EXERCISE TASK »
Output the data exactly, with every line intact.

++++++++

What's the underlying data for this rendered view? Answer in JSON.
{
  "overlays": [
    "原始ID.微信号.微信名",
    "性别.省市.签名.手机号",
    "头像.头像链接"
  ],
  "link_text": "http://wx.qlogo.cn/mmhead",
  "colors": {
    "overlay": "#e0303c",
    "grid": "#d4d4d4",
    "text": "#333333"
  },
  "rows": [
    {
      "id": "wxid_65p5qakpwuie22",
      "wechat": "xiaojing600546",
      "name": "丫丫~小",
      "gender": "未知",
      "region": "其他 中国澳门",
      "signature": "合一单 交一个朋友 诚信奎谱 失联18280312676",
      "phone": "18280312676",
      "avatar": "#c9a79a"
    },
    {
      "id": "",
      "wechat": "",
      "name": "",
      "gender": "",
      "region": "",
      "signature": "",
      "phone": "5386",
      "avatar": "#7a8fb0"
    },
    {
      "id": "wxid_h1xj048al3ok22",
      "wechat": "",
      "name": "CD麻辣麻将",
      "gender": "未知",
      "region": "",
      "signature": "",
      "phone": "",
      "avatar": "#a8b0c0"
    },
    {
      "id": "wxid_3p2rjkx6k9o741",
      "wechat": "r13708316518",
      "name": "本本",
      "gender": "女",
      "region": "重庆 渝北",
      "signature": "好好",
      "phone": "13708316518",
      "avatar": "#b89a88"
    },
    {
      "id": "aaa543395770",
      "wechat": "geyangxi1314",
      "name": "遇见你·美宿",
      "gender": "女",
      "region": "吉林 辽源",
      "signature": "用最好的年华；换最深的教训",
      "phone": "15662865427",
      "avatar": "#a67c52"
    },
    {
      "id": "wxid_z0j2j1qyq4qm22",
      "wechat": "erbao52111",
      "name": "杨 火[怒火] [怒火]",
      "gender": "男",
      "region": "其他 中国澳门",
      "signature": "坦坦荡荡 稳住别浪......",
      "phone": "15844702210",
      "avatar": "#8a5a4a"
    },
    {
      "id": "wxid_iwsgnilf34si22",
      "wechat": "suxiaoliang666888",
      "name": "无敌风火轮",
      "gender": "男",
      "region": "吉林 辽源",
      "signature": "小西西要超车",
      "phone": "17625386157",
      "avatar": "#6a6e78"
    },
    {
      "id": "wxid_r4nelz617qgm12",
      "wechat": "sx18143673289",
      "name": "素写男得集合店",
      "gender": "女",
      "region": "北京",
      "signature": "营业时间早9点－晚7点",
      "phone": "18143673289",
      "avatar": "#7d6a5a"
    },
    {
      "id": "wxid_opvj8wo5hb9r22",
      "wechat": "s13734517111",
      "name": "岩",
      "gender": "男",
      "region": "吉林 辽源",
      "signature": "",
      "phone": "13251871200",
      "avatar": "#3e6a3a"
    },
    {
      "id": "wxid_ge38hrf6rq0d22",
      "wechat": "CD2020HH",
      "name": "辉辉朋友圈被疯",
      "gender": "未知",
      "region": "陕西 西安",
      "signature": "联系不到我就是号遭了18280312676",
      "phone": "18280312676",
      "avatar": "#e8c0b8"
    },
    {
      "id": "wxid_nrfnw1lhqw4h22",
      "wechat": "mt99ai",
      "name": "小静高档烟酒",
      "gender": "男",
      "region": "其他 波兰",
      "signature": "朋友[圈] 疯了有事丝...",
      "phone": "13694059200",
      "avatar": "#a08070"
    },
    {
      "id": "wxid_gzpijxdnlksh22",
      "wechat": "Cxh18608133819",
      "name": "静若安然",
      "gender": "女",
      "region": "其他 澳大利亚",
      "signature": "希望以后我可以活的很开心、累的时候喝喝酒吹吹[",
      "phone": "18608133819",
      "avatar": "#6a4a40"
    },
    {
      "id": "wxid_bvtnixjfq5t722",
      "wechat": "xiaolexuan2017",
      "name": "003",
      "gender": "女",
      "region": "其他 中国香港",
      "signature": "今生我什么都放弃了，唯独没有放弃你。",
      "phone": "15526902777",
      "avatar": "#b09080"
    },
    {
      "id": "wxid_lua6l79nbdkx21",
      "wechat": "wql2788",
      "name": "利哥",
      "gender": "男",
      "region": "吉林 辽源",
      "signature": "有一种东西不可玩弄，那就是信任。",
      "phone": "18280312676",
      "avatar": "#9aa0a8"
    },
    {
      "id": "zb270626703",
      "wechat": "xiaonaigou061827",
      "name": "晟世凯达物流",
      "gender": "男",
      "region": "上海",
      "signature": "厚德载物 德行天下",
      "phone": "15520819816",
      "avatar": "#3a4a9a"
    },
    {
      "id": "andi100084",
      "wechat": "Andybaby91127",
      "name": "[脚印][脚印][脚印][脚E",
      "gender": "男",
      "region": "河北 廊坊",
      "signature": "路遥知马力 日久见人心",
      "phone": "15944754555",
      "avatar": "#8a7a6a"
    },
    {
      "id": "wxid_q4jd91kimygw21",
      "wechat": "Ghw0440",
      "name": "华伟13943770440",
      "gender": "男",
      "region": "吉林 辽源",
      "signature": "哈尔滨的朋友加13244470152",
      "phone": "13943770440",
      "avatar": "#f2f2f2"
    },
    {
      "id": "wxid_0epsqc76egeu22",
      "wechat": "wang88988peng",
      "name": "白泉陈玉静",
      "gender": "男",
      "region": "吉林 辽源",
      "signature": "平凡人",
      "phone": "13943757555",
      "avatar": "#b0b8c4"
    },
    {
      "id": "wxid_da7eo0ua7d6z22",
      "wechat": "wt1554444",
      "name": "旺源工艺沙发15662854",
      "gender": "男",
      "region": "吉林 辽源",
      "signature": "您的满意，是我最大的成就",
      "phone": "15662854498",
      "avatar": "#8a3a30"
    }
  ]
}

++++++++

SOLUTION BELOW »
What's the underlying data for this rendered view? Answer in JSON.
{
  "overlays": [
    "原始ID.微信号.微信名",
    "性别.省市.签名.手机号",
    "头像.头像链接"
  ],
  "link_text": "http://wx.qlogo.cn/mmhead",
  "colors": {
    "overlay": "#e0303c",
    "grid": "#d4d4d4",
    "text": "#333333"
  },
  "rows": [
    {
      "id": "wxid_65p5qakpwuie22",
      "wechat": "xiaojing600546",
      "name": "丫丫~小",
      "gender": "未知",
      "region": "其他 中国澳门",
      "signature": "合一单 交一个朋友 诚信奎谱 失联18280312676",
      "phone": "18280312676",
      "avatar": "#c9a79a"
    },
    {
      "id": "",
      "wechat": "",
      "name": "",
      "gender": "",
      "region": "",
      "signature": "",
      "phone": "5386",
      "avatar": "#7a8fb0"
    },
    {
      "id": "wxid_h1xj048al3ok22",
      "wechat": "",
      "name": "CD麻辣麻将",
      "gender": "未知",
      "region": "",
      "signature": "",
      "phone": "",
      "avatar": "#a8b0c0"
    },
    {
      "id": "wxid_3p2rjkx6k9o741",
      "wechat": "r13708316518",
      "name": "本本",
      "gender": "女",
      "region": "重庆 渝北",
      "signature": "好好",
      "phone": "13708316518",
      "avatar": "#b89a88"
    },
    {
      "id": "aaa543395770",
      "wechat": "geyangxi1314",
      "name": "遇见你·美宿",
      "gender": "女",
      "region": "吉林 辽源",
      "signature": "用最好的年华；换最深的教训",
      "phone": "15662865427",
      "avatar": "#a67c52"
    },
    {
      "id": "wxid_z0j2j1qyq4qm22",
      "wechat": "erbao52111",
      "name": "杨 火[怒火] [怒火]",
      "gender": "男",
      "region": "其他 中国澳门",
      "signature": "坦坦荡荡 稳住别浪......",
      "phone": "15844702210",
      "avatar": "#8a5a4a"
    },
    {
      "id": "wxid_iwsgnilf34si22",
      "wechat": "suxiaoliang666888",
      "name": "无敌风火轮",
      "gender": "男",
      "region": "吉林 辽源",
      "signature": "小西西要超车",
      "phone": "17625386157",
      "avatar": "#6a6e78"
    },
    {
      "id": "wxid_r4nelz617qgm12",
      "wechat": "sx18143673289",
      "name": "素写男得集合店",
      "gender": "女",
      "region": "北京",
      "signature": "营业时间早9点－晚7点",
      "phone": "18143673289",
      "avatar": "#7d6a5a"
    },
    {
      "id": "wxid_opvj8wo5hb9r22",
      "wechat": "s13734517111",
      "name": "岩",
      "gender": "男",
      "region": "吉林 辽源",
      "signature": "",
      "phone": "13251871200",
      "avatar": "#3e6a3a"
    },
    {
      "id": "wxid_ge38hrf6rq0d22",
      "wechat": "CD2020HH",
      "name": "辉辉朋友圈被疯",
      "gender": "未知",
      "region": "陕西 西安",
      "signature": "联系不到我就是号遭了18280312676",
      "phone": "18280312676",
      "avatar": "#e8c0b8"
    },
    {
      "id": "wxid_nrfnw1lhqw4h22",
      "wechat": "mt99ai",
      "name": "小静高档烟酒",
      "gender": "男",
      "region": "其他 波兰",
      "signature": "朋友[圈] 疯了有事丝...",
      "phone": "13694059200",
      "avatar": "#a08070"
    },
    {
      "id": "wxid_gzpijxdnlksh22",
      "wechat": "Cxh18608133819",
      "name": "静若安然",
      "gender": "女",
      "region": "其他 澳大利亚",
      "signature": "希望以后我可以活的很开心、累的时候喝喝酒吹吹[",
      "phone": "18608133819",
      "avatar": "#6a4a40"
    },
    {
      "id": "wxid_bvtnixjfq5t722",
      "wechat": "xiaolexuan2017",
      "name": "003",
      "gender": "女",
      "region": "其他 中国香港",
      "signature": "今生我什么都放弃了，唯独没有放弃你。",
      "phone": "15526902777",
      "avatar": "#b09080"
    },
    {
      "id": "wxid_lua6l79nbdkx21",
      "wechat": "wql2788",
      "name": "利哥",
      "gender": "男",
      "region": "吉林 辽源",
      "signature": "有一种东西不可玩弄，那就是信任。",
      "phone": "18280312676",
      "avatar": "#9aa0a8"
    },
    {
      "id": "zb270626703",
      "wechat": "xiaonaigou061827",
      "name": "晟世凯达物流",
      "gender": "男",
      "region": "上海",
      "signature": "厚德载物 德行天下",
      "phone": "15520819816",
      "avatar": "#3a4a9a"
    },
    {
      "id": "andi100084",
      "wechat": "Andybaby91127",
      "name": "[脚印][脚印][脚印][脚E",
      "gender": "男",
      "region": "河北 廊坊",
      "signature": "路遥知马力 日久见人心",
      "phone": "15944754555",
      "avatar": "#8a7a6a"
    },
    {
      "id": "wxid_q4jd91kimygw21",
      "wechat": "Ghw0440",
      "name": "华伟13943770440",
      "gender": "男",
      "region": "吉林 辽源",
      "signature": "哈尔滨的朋友加13244470152",
      "phone": "13943770440",
      "avatar": "#f2f2f2"
    },
    {
      "id": "wxid_0epsqc76egeu22",
      "wechat": "wang88988peng",
      "name": "白泉陈玉静",
      "gender": "男",
      "region": "吉林 辽源",
      "signature": "平凡人",
      "phone": "13943757555",
      "avatar": "#b0b8c4"
    },
    {
      "id": "wxid_da7eo0ua7d6z22",
      "wechat": "wt1554444",
      "name": "旺源工艺沙发15662854",
      "gender": "男",
      "region": "吉林 辽源",
      "signature": "您的满意，是我最大的成就",
      "phone": "15662854498",
      "avatar": "#8a3a30"
    }
  ]
}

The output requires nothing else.